Come si possono risollevare le sorti di Port’Alba?

Sono anni che non riusciamo a prendere una boccata d’ossigeno. Se i piccoli librai non s’inventano di continuo iniziative, se si limitano ad aspettare che il cliente capiti nel negozio, finiscono per chiudere. D’altra parte l’amministrazione locale è stata deludente: parole e parole. Ho partecipato a due anni di riunioni in Comune, per Port’Alba avevano anche avviato progetti che prevedevano spazi per le fioriere, le bancarelle, ma si sono arenati tutti per mancanza di fondi. E anche, diciamo la verità, per una certa mentalità egoistica dei librai. Qui ciascuno pensa a sé, senza capire che l’unione, come sempre, fa la forza.

Da gennaio 2020 lei diventa anche editore, nel solco di una gloriosa tradizione napoletana che nel passato esaltava la figura del libraio editore. Se pensiamo a Pierro durante la Belle époque, o negli anni recenti a Tullio Pironti, scomparso pochi giorni fa, la sua è una iniziativa più coraggiosa o più impudente?

Coraggiosa sì, impudente no. Consideravo Tullio Pironti un maestro, lo intravedevo la mattina al bar e lo salutavo di sfuggita per timidezza. Un giorno finalmente andai a chiedergli il permesso di ristampare l’’Elogio di san Gennaro’ di Pietro Treccagnoli, che lui aveva pubblicato anni prima ed era ormai esaurito. Mi diede subito il consenso e quando ebbi tra le mani la prima copia, in edizione bilingue italiano-inglese con foto di Sergio Siano, gliela andai a portare in libreria. Il suo sguardo compiaciuto mentre la esaminava fu il superamento di un esame.

======

(Esercizio):
Secondo l'estratto del documento, chi ha scattato le foto dell'edizione bilingue dell'«Elogio di san Gennaro»?

======

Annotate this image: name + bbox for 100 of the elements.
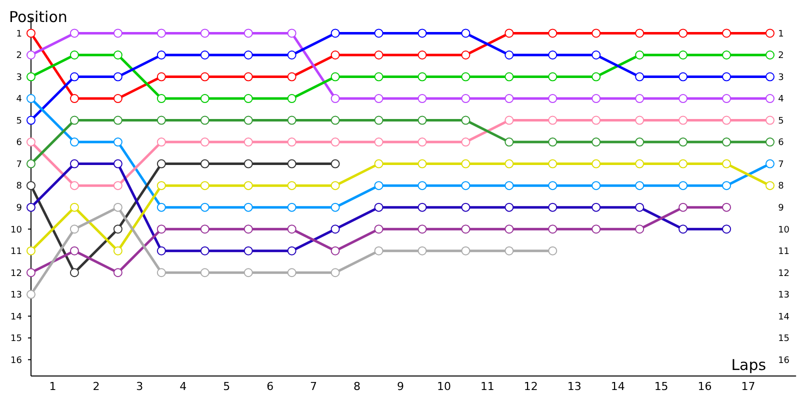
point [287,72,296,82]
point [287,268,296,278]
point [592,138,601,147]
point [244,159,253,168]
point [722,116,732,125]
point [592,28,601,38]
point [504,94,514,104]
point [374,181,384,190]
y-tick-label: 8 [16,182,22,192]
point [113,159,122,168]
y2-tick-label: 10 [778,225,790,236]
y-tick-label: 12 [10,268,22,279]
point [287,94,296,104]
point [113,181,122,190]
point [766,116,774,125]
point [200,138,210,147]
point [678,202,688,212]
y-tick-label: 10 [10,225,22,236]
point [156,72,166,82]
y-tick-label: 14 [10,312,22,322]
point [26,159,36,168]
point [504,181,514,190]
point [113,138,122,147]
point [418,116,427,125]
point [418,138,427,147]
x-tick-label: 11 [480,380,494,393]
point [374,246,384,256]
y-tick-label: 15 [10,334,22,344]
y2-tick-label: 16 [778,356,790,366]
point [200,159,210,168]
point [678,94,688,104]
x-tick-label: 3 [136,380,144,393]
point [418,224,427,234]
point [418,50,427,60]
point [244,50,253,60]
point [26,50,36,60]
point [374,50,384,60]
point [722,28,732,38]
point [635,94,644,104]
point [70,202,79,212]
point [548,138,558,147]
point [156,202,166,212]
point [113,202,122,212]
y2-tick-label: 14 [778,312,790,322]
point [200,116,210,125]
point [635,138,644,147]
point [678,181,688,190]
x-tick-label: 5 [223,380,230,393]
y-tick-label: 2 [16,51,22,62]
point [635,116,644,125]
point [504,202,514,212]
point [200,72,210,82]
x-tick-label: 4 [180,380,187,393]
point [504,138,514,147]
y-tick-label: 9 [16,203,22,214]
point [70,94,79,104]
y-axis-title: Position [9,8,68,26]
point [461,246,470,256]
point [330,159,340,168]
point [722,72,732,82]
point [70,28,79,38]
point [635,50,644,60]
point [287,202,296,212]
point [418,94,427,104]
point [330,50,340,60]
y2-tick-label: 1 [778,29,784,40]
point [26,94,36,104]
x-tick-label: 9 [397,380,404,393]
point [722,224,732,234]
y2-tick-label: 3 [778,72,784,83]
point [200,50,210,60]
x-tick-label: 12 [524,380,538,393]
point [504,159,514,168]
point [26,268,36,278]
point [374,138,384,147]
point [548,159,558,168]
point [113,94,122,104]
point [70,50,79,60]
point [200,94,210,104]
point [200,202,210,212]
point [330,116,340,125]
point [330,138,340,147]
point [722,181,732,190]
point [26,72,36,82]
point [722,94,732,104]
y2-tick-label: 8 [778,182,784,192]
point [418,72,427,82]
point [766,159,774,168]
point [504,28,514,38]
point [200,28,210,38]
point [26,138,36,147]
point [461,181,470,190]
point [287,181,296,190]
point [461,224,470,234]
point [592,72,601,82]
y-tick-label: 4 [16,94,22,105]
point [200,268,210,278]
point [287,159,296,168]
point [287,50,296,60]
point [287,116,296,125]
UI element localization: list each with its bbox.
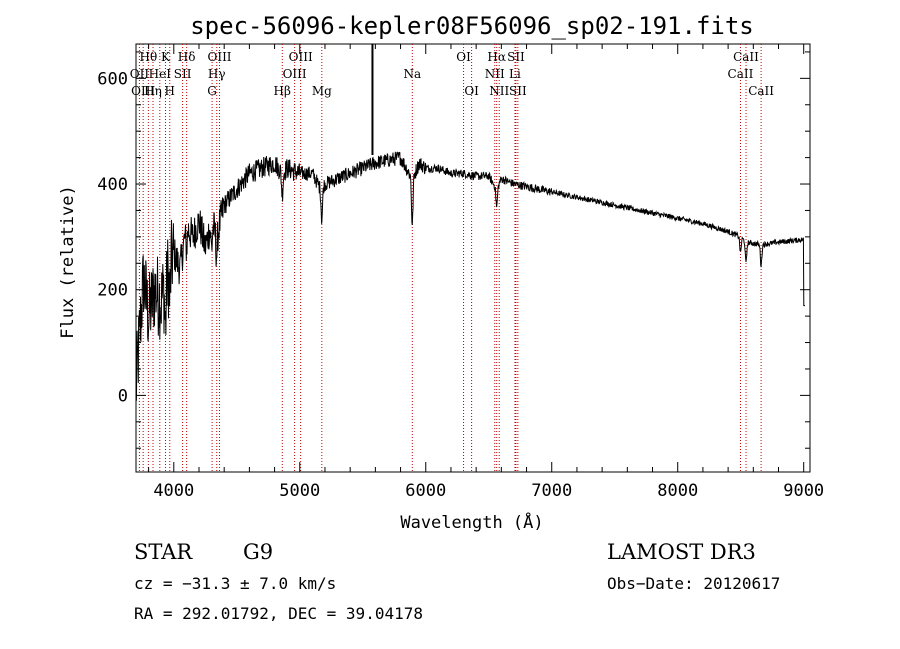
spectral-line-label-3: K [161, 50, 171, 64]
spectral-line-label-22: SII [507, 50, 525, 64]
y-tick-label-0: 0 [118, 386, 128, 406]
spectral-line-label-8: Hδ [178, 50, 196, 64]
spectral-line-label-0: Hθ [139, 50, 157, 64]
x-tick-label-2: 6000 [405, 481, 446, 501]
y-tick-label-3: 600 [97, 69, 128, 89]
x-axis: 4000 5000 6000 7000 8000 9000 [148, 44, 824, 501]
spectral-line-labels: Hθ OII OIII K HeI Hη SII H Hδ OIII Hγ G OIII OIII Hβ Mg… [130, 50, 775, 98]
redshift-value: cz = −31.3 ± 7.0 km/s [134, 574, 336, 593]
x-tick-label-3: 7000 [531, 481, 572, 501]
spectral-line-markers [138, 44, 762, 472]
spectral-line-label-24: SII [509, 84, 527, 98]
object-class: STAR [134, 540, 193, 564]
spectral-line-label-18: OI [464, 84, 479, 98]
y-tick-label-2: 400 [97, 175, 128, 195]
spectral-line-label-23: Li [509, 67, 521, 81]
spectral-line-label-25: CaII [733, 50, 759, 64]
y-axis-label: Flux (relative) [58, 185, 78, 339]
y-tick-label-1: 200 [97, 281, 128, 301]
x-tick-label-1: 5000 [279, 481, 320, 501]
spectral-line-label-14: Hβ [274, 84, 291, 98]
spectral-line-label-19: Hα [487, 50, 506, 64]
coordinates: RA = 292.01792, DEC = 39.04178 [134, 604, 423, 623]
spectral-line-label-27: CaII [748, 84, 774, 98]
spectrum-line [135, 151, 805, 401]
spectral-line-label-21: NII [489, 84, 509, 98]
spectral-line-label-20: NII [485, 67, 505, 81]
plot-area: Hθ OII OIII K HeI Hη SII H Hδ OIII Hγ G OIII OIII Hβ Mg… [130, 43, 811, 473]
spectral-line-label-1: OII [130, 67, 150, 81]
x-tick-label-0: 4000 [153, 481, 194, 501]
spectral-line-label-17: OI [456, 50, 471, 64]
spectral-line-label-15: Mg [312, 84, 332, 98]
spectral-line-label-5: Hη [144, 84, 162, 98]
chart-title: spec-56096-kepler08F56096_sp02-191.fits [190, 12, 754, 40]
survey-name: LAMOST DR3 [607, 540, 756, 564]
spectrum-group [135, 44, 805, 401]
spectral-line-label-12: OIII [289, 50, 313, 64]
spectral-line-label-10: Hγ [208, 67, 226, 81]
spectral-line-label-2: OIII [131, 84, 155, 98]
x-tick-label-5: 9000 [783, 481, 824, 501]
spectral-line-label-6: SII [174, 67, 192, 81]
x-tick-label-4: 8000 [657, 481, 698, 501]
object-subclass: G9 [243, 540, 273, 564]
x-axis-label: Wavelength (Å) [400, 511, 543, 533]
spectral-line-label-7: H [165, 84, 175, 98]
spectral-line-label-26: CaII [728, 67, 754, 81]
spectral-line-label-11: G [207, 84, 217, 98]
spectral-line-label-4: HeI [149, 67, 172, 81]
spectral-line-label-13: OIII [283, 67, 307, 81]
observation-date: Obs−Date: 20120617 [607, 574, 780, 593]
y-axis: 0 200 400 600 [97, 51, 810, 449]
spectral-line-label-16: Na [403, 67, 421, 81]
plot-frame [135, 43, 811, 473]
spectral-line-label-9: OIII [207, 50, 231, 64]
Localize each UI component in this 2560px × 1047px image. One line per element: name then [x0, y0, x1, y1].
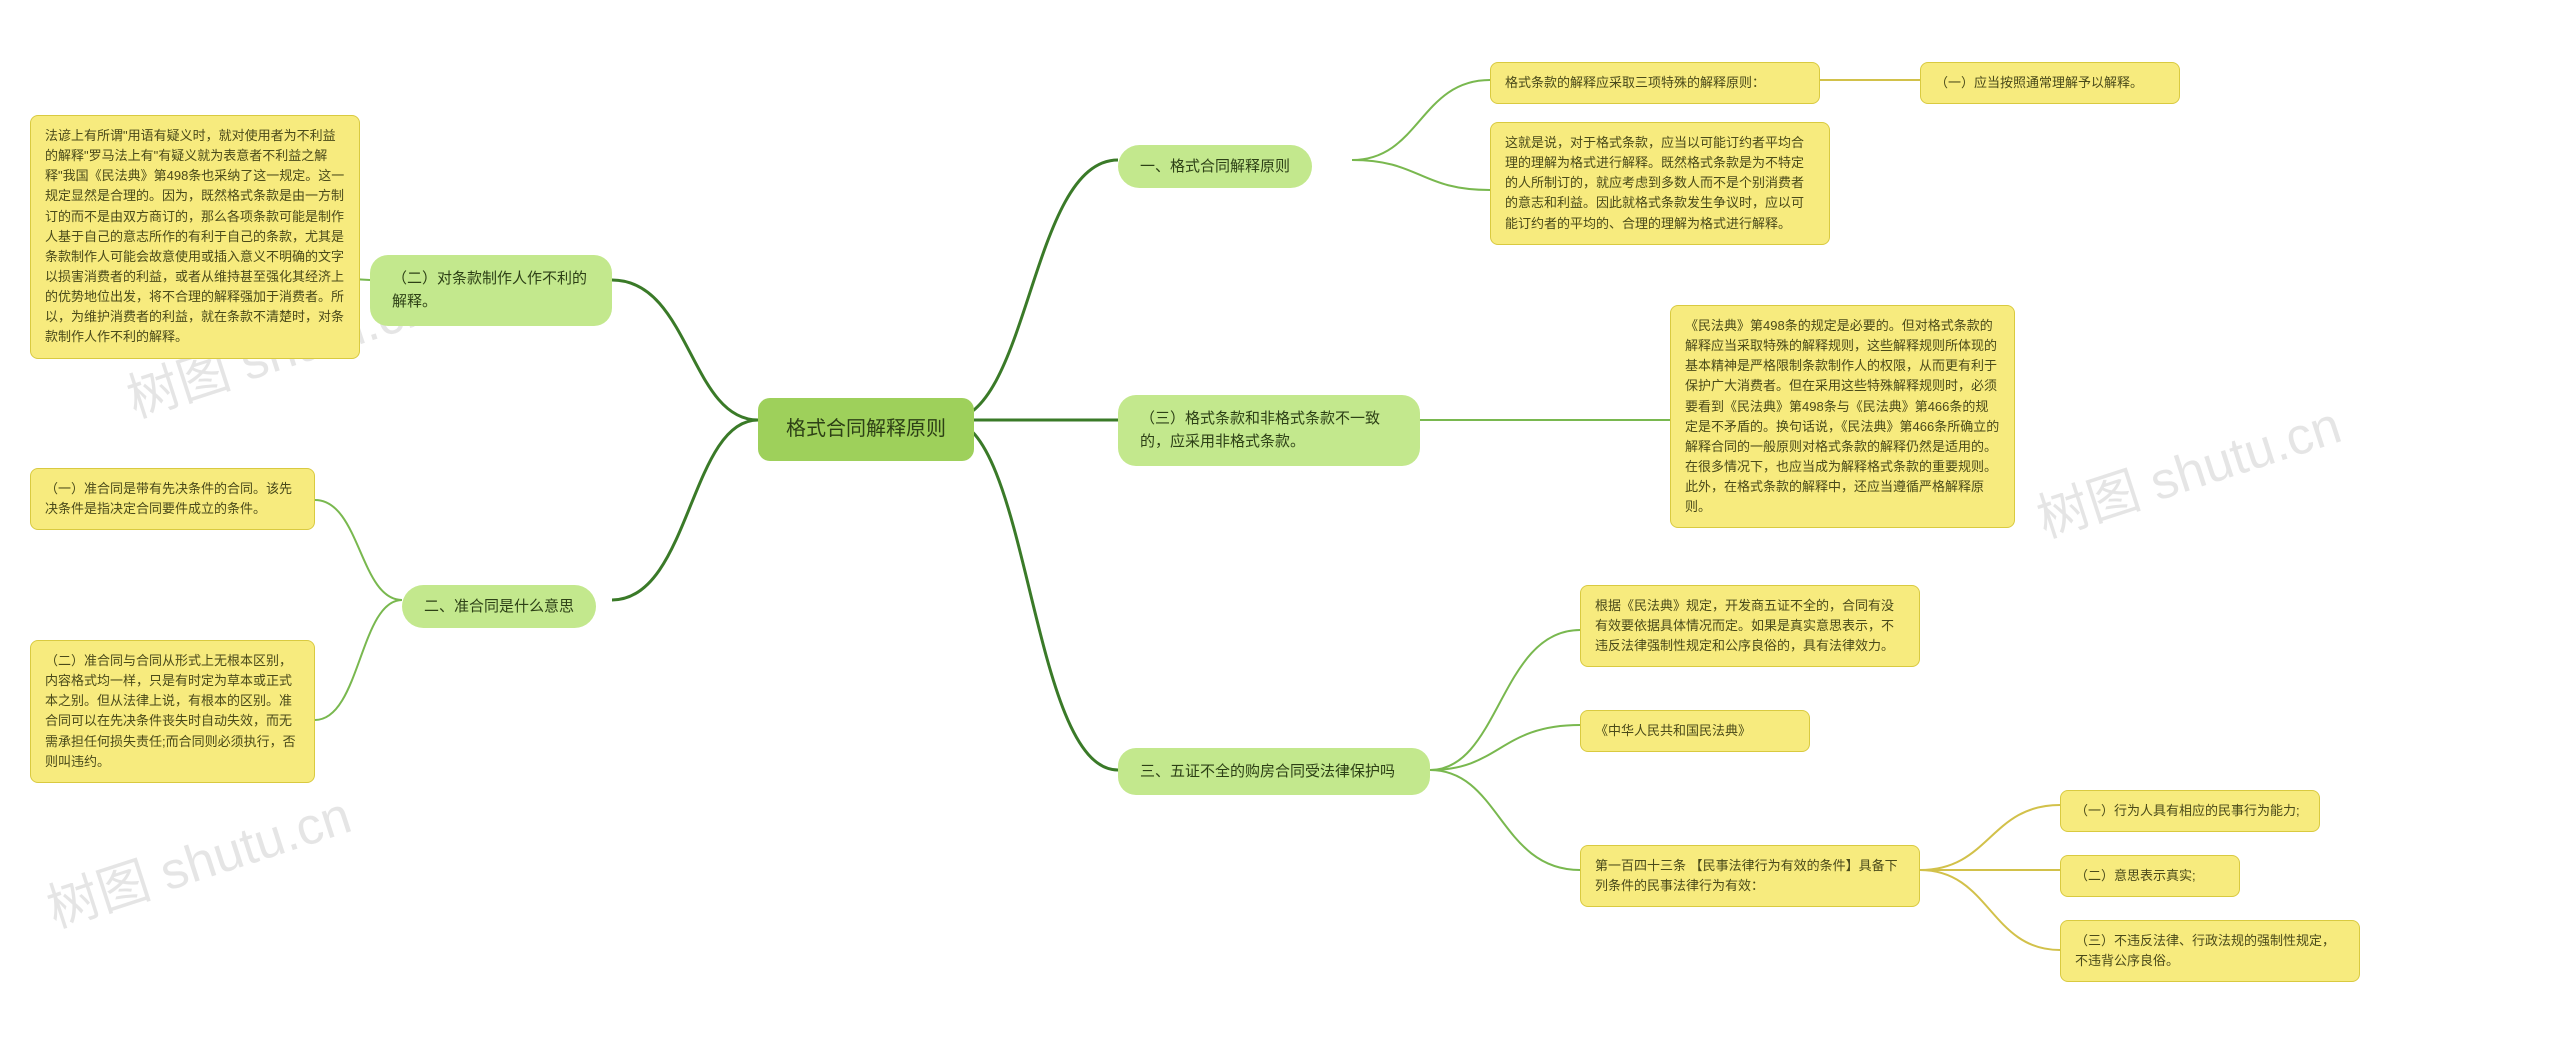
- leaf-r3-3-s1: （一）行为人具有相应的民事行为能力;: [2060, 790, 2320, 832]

======

(Risultato):
Sergio Siano.